Problem description: Search the listing below for the word "mundo" and copy each line that holds it.

A block of data
━━━━━━━━━━━━━━━━━━━━
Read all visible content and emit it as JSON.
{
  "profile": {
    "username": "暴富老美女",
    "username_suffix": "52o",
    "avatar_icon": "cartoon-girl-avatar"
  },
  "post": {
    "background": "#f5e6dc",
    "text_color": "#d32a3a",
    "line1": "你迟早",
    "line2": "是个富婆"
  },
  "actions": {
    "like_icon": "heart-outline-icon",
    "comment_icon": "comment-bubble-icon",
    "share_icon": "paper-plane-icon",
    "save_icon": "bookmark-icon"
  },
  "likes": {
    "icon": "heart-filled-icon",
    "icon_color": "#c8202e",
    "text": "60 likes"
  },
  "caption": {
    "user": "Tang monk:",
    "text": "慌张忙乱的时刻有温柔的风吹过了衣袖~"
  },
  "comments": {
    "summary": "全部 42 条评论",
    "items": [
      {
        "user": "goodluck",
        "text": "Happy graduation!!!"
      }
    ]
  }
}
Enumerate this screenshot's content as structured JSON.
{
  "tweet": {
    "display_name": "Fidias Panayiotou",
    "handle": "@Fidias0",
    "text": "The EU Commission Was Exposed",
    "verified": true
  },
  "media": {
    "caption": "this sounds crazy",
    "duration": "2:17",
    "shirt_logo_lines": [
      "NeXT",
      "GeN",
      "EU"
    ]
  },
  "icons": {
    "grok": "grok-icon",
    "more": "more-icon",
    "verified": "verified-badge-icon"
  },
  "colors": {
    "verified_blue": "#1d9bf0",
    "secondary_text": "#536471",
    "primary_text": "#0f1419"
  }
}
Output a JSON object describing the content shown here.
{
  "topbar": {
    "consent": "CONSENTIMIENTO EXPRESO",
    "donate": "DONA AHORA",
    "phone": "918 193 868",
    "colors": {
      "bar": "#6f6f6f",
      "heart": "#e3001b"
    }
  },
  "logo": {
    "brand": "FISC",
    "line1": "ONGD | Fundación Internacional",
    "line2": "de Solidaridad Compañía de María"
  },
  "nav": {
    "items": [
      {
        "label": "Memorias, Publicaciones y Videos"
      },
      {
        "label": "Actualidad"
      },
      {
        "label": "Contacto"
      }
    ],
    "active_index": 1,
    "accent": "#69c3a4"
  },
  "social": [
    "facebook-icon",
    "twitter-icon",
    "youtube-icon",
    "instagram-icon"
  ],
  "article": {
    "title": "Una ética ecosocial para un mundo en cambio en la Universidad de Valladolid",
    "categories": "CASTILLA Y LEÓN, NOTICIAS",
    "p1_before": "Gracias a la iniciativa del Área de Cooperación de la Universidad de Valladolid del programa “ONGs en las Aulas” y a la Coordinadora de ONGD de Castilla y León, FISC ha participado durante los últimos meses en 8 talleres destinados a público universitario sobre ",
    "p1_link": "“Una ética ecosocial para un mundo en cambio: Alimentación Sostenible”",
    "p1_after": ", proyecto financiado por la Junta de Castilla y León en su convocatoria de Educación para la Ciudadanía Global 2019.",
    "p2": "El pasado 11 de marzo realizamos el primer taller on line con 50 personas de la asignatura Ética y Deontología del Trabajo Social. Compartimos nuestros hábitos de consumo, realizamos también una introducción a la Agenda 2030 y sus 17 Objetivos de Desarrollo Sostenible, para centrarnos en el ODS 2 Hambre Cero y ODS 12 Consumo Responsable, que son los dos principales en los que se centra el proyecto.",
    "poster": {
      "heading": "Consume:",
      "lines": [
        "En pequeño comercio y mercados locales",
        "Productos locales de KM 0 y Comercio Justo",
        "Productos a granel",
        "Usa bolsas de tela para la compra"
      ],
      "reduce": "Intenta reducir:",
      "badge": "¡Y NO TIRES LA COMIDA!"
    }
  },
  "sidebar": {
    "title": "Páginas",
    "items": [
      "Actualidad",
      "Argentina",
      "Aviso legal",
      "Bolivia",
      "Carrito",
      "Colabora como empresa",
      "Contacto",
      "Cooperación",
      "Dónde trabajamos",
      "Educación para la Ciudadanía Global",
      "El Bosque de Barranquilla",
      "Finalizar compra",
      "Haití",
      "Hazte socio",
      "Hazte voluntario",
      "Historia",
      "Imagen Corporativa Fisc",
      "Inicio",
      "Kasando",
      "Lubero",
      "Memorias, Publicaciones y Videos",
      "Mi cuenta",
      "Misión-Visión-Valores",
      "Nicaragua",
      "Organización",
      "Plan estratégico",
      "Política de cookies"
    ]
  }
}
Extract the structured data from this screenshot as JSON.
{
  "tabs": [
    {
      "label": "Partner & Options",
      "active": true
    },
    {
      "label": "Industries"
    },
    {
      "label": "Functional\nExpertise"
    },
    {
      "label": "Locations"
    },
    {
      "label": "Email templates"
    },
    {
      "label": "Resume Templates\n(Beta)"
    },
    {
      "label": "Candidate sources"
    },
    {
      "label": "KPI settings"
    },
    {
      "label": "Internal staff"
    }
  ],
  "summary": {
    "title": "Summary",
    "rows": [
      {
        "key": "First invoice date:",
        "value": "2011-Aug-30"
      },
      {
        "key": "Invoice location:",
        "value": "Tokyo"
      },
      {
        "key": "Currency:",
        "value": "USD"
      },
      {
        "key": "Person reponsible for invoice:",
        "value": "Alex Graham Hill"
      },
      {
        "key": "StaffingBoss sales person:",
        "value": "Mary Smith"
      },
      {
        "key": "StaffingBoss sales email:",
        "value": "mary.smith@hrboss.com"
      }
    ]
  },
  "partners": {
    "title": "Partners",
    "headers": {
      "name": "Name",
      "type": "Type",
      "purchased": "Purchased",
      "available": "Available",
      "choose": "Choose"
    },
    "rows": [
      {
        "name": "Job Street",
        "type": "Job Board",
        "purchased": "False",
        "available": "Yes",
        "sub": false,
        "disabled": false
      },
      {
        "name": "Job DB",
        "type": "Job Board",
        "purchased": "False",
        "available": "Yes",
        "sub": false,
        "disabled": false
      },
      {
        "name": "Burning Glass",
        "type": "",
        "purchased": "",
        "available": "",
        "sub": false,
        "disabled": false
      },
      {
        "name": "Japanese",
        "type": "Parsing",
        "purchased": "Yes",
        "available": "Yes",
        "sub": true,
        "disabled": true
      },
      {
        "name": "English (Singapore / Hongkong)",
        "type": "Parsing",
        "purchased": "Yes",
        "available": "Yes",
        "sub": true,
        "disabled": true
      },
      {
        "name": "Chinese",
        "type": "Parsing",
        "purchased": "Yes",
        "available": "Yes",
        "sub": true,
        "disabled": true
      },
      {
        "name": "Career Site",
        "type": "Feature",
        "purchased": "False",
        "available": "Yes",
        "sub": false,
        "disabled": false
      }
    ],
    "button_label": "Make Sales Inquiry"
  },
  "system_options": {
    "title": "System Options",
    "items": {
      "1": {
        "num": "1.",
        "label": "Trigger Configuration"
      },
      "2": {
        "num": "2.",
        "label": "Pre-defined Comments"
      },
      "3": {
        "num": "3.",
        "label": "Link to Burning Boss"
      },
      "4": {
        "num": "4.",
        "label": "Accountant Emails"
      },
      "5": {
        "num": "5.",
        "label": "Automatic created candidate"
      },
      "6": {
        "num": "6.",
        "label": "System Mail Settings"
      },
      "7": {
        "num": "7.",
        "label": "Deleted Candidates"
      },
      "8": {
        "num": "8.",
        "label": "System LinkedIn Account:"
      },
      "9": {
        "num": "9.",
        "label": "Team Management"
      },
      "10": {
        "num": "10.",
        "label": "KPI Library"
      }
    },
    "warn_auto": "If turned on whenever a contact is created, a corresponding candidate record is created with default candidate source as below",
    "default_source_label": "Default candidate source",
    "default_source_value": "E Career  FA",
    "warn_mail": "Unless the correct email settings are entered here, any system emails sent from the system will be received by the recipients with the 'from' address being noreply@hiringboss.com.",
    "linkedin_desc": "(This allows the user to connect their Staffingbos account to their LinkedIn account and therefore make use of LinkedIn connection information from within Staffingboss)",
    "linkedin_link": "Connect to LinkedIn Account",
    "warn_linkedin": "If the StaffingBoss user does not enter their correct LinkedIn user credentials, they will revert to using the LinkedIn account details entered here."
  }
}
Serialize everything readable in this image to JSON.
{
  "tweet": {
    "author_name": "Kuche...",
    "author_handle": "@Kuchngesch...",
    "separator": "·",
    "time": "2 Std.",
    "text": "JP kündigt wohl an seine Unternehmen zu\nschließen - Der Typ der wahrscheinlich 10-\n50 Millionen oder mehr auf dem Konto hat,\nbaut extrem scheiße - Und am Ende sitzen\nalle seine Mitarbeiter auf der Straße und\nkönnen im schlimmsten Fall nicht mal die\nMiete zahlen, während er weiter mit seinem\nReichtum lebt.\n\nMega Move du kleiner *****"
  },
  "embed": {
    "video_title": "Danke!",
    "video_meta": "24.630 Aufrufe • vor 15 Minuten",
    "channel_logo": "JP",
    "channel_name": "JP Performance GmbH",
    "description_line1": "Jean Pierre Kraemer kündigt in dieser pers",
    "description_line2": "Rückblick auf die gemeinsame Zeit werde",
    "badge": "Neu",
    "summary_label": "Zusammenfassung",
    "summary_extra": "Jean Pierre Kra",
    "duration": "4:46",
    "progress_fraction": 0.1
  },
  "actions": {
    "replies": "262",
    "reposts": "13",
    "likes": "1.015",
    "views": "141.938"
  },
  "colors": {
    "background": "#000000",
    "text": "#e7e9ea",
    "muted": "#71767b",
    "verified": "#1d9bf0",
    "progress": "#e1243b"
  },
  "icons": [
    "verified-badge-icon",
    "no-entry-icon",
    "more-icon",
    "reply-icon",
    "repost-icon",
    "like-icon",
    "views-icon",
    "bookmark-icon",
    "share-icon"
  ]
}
━━━━━━━━━━━━━━━━━━━━
Exercise response:
    "title": "Una ética ecosocial para un mundo en cambio en la Universidad de Valladolid",
    "p1_link": "“Una ética ecosocial para un mundo en cambio: Alimentación Sostenible”",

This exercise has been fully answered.